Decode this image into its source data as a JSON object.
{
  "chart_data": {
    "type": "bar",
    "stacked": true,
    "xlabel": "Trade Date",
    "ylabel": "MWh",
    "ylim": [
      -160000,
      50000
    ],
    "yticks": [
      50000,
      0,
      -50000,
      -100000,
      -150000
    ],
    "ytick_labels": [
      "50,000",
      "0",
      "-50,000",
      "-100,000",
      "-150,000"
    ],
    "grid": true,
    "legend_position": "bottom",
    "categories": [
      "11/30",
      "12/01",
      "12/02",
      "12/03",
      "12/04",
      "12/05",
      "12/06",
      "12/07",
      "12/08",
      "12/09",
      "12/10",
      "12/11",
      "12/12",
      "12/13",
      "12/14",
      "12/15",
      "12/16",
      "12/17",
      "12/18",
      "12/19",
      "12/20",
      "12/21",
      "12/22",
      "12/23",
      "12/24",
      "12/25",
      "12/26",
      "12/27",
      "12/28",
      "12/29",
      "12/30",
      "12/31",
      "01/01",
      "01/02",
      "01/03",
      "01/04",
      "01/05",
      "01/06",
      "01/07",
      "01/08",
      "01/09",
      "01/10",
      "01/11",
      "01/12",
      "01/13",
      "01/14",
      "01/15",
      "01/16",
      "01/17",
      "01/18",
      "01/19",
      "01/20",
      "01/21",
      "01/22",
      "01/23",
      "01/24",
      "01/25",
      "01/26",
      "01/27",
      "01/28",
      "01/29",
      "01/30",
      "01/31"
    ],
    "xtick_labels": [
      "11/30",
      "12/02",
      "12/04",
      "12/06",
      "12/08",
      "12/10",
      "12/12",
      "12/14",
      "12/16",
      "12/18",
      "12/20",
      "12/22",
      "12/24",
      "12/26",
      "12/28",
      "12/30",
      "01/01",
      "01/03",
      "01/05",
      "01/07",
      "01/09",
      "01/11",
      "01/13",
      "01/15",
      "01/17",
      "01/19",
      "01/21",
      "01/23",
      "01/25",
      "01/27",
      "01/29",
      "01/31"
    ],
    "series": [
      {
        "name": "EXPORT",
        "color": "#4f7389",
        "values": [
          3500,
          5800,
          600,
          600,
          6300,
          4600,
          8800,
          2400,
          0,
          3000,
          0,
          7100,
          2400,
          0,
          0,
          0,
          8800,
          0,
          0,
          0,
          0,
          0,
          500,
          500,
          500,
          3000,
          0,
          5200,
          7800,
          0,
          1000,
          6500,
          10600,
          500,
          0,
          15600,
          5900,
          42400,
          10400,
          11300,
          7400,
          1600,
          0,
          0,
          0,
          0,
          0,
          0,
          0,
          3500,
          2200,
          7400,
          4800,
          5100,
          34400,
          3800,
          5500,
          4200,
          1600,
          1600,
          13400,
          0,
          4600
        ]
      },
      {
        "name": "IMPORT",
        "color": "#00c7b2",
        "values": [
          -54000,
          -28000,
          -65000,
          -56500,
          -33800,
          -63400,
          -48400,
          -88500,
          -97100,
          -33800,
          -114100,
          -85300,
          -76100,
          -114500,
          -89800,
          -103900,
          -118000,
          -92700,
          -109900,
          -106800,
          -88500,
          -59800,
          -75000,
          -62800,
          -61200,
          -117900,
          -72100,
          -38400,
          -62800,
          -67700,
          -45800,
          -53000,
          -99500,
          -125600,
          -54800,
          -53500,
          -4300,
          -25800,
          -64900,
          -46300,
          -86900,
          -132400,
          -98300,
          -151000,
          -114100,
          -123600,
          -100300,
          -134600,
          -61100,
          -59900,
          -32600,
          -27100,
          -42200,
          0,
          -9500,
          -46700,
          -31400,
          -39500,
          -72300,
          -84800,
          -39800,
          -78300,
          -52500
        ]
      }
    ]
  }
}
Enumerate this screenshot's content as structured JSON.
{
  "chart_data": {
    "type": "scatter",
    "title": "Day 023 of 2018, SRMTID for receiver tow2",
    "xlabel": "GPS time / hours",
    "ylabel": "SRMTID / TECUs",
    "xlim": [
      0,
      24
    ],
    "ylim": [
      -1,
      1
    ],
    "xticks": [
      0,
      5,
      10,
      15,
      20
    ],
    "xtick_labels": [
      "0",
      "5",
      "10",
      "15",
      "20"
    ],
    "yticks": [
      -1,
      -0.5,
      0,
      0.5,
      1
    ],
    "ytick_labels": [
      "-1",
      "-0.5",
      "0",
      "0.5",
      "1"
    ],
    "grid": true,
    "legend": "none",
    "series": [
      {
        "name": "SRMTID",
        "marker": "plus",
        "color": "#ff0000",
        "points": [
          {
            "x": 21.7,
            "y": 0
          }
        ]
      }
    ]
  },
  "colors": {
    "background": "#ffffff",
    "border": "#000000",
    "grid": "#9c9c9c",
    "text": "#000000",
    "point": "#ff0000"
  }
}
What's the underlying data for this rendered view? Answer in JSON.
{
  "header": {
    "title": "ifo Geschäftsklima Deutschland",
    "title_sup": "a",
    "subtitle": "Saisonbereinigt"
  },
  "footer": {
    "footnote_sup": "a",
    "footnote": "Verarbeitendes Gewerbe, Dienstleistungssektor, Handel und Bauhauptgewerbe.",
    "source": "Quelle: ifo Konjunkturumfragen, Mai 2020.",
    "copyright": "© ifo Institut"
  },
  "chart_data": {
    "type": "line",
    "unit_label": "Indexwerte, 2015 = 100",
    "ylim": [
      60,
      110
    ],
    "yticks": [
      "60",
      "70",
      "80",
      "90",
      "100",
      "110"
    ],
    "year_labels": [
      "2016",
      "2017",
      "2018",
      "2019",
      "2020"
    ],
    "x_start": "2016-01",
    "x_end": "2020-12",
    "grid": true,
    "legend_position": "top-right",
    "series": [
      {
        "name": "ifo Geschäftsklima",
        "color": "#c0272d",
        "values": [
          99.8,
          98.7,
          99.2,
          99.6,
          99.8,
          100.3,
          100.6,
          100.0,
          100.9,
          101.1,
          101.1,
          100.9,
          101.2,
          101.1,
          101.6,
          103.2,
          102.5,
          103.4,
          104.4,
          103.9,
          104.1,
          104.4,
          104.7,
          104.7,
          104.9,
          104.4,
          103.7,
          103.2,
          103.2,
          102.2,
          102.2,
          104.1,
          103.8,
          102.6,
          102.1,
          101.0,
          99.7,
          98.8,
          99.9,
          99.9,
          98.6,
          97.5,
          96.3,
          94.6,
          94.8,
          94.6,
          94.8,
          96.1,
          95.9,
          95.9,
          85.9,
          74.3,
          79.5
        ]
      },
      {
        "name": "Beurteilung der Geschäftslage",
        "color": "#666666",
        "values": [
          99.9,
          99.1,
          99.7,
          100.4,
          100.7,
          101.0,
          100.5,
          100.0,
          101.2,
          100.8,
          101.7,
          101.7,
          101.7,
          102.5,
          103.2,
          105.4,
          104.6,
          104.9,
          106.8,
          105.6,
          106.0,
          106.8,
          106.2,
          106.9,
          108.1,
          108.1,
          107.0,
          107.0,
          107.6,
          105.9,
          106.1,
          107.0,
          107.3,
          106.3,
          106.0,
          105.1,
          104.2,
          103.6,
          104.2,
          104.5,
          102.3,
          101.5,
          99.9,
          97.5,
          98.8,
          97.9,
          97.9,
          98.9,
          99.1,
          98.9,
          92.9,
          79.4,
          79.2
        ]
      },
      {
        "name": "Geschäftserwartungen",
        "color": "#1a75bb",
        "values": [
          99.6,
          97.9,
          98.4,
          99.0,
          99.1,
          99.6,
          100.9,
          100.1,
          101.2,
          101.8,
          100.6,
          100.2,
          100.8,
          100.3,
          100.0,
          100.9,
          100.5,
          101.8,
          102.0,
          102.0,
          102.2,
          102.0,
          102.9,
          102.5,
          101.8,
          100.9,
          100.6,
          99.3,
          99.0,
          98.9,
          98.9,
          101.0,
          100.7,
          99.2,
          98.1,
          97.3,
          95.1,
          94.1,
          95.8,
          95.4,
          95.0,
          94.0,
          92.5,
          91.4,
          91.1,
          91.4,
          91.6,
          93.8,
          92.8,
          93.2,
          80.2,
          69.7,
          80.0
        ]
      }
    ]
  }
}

------------------------------------

= WORK TO COMPLETE =
Copy all lines from the material that include "name".

= WORKED ANSWER =
        "name": "EXPORT",
        "name": "IMPORT",
        "name": "SRMTID",
        "name": "ifo Geschäftsklima",
        "name": "Beurteilung der Geschäftslage",
        "name": "Geschäftserwartungen",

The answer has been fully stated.